▶ _WHAT IS BEING ASKED_: List each line holding the string "charge".

▶ _LISTING_:
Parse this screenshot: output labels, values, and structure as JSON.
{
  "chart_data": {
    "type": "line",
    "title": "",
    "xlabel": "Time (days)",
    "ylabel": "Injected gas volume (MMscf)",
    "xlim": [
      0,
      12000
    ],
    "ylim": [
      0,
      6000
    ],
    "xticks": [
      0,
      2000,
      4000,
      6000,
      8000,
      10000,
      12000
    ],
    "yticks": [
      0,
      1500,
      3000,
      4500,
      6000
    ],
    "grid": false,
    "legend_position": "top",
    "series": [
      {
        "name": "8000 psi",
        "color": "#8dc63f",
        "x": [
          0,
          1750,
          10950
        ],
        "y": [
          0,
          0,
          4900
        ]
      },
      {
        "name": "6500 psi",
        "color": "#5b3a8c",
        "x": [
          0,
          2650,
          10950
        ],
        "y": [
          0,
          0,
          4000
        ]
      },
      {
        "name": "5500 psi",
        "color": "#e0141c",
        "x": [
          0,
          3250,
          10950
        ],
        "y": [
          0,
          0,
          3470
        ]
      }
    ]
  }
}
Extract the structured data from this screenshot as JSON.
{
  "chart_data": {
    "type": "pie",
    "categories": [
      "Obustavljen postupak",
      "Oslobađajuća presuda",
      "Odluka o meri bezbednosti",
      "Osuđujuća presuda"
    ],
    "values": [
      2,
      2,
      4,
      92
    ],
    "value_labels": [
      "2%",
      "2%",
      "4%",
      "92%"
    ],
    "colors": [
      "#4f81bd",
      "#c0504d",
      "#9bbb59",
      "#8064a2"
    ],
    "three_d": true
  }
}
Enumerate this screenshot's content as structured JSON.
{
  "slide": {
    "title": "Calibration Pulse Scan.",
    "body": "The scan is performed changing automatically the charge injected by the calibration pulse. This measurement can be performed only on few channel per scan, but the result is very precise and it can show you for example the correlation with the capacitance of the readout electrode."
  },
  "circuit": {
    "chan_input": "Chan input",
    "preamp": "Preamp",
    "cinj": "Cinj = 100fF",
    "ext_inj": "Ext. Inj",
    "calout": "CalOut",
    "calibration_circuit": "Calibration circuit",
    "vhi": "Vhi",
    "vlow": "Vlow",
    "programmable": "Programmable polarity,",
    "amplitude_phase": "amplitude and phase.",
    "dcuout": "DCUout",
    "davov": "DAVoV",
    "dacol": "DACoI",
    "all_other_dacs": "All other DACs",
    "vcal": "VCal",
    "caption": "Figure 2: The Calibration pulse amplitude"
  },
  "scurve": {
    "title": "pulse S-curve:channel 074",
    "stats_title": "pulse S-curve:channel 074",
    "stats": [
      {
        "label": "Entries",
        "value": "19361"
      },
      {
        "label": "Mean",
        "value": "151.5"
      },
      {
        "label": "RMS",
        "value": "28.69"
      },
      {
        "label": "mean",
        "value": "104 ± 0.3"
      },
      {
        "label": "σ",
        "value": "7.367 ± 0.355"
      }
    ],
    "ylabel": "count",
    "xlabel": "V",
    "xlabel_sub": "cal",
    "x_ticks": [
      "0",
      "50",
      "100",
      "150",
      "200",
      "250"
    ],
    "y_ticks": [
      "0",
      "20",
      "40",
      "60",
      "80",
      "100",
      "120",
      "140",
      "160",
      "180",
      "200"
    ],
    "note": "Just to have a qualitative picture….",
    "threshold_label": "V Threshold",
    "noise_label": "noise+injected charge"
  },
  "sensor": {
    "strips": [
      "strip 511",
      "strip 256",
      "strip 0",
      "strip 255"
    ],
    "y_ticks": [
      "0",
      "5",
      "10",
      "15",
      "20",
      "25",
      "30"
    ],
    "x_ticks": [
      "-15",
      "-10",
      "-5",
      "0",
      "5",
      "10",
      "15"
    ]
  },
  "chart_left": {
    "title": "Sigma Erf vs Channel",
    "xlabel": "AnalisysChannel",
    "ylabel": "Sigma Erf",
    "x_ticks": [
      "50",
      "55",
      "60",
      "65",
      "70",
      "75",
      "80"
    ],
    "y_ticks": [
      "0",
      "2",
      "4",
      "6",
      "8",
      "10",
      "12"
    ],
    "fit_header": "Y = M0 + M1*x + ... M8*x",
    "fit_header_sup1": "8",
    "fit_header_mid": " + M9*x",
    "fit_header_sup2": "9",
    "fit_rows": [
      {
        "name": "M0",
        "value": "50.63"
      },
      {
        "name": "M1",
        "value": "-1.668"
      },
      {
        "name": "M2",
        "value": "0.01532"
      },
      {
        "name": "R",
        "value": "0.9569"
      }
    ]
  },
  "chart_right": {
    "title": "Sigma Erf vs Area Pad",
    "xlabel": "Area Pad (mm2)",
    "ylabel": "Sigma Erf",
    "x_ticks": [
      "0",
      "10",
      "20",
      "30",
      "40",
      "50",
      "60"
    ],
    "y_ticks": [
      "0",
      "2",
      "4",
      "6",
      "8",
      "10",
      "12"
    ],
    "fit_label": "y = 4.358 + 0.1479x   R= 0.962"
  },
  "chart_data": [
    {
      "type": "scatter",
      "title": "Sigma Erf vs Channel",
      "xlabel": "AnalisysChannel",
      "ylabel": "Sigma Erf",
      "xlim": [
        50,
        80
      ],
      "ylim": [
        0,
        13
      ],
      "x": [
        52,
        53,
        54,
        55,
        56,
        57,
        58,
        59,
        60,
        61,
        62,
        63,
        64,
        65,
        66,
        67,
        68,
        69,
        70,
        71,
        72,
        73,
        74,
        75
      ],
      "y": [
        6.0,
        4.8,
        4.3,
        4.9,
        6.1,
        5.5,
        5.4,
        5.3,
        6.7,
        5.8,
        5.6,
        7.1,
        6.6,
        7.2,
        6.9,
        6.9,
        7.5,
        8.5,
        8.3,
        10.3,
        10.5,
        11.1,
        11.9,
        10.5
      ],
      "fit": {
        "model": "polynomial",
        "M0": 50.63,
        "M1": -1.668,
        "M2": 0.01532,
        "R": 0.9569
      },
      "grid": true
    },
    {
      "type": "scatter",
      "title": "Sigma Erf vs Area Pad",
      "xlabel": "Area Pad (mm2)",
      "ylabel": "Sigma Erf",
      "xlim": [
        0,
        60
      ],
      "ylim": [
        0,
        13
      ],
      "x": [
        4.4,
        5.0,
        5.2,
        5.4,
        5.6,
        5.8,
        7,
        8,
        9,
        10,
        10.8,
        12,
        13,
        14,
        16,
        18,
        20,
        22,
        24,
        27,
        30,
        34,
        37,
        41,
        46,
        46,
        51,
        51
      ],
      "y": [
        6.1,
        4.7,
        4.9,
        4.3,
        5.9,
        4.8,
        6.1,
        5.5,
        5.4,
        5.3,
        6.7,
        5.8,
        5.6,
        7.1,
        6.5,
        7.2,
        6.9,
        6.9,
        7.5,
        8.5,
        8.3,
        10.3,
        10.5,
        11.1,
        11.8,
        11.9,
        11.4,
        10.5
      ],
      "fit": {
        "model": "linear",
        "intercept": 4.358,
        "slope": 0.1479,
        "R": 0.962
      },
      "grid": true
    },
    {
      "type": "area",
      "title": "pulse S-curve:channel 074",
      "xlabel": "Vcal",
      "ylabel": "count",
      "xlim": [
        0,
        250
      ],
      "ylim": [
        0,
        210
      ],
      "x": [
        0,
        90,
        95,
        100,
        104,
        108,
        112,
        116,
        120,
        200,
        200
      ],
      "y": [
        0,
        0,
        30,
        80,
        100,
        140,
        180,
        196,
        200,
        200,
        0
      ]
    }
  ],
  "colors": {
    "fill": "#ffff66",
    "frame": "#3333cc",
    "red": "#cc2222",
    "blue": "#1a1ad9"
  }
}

▶ _SOLUTION_:
    "body": "The scan is performed changing automatically the charge injected by the calibration pulse. This measurement can be performed only on few channel per scan, but the result is very precise and it can show you for example the correlation with the capacitance of the readout electrode."
    "noise_label": "noise+injected charge"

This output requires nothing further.